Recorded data
= = = = = = =

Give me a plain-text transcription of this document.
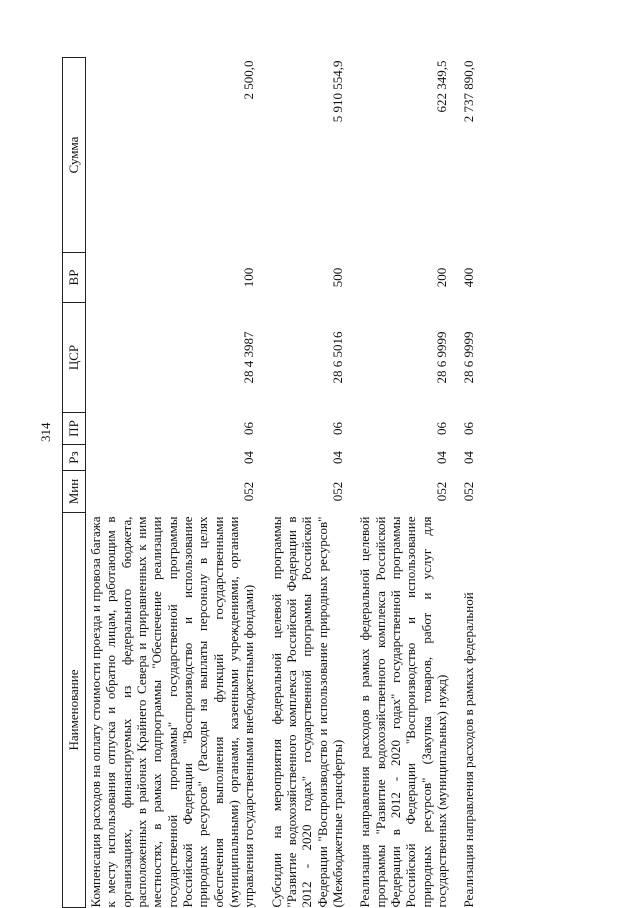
314
Наименование	Мин	Рз	ПР	ЦСР	ВР	Сумма
Компенсация расходов на оплату стоимости проезда и провоза багажа к месту использования отпуска и обратно лицам, работающим в организациях, финансируемых из федерального бюджета, расположенных в районах Крайнего Севера и приравненных к ним местностях, в рамках подпрограммы "Обеспечение реализации государственной программы" государственной программы Российской Федерации "Воспроизводство и использование природных ресурсов" (Расходы на выплаты персоналу в целях обеспечения выполнения функций государственными (муниципальными) органами, казенными учреждениями, органами управления государственными внебюджетными фондами)	052	04	06	28 4 3987	100	2 500,0
Субсидии на мероприятия федеральной целевой программы "Развитие водохозяйственного комплекса Российской Федерации в 2012 - 2020 годах" государственной программы Российской Федерации "Воспроизводство и использование природных ресурсов" (Межбюджетные трансферты)	052	04	06	28 6 5016	500	5 910 554,9
Реализация направления расходов в рамках федеральной целевой программы "Развитие водохозяйственного комплекса Российской Федерации в 2012 - 2020 годах" государственной программы Российской Федерации "Воспроизводство и использование природных ресурсов" (Закупка товаров, работ и услуг для государственных (муниципальных) нужд)	052	04	06	28 6 9999	200	622 349,5
Реализация направления расходов в рамках федеральной	052	04	06	28 6 9999	400	2 737 890,0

= = = = = = =

▶ **Task requirements**: Pictures are excluded; output everything else in the data verbatim.

▶ **Correct output**:
Give me a plain-text transcription of this document.
314
Наименование	Мин	Рз	ПР	ЦСР	ВР	Сумма
Компенсация расходов на оплату стоимости проезда и провоза багажа к месту использования отпуска и обратно лицам, работающим в организациях, финансируемых из федерального бюджета, расположенных в районах Крайнего Севера и приравненных к ним местностях, в рамках подпрограммы "Обеспечение реализации государственной программы" государственной программы Российской Федерации "Воспроизводство и использование природных ресурсов" (Расходы на выплаты персоналу в целях обеспечения выполнения функций государственными (муниципальными) органами, казенными учреждениями, органами управления государственными внебюджетными фондами)	052	04	06	28 4 3987	100	2 500,0
Субсидии на мероприятия федеральной целевой программы "Развитие водохозяйственного комплекса Российской Федерации в 2012 - 2020 годах" государственной программы Российской Федерации "Воспроизводство и использование природных ресурсов" (Межбюджетные трансферты)	052	04	06	28 6 5016	500	5 910 554,9
Реализация направления расходов в рамках федеральной целевой программы "Развитие водохозяйственного комплекса Российской Федерации в 2012 - 2020 годах" государственной программы Российской Федерации "Воспроизводство и использование природных ресурсов" (Закупка товаров, работ и услуг для государственных (муниципальных) нужд)	052	04	06	28 6 9999	200	622 349,5
Реализация направления расходов в рамках федеральной	052	04	06	28 6 9999	400	2 737 890,0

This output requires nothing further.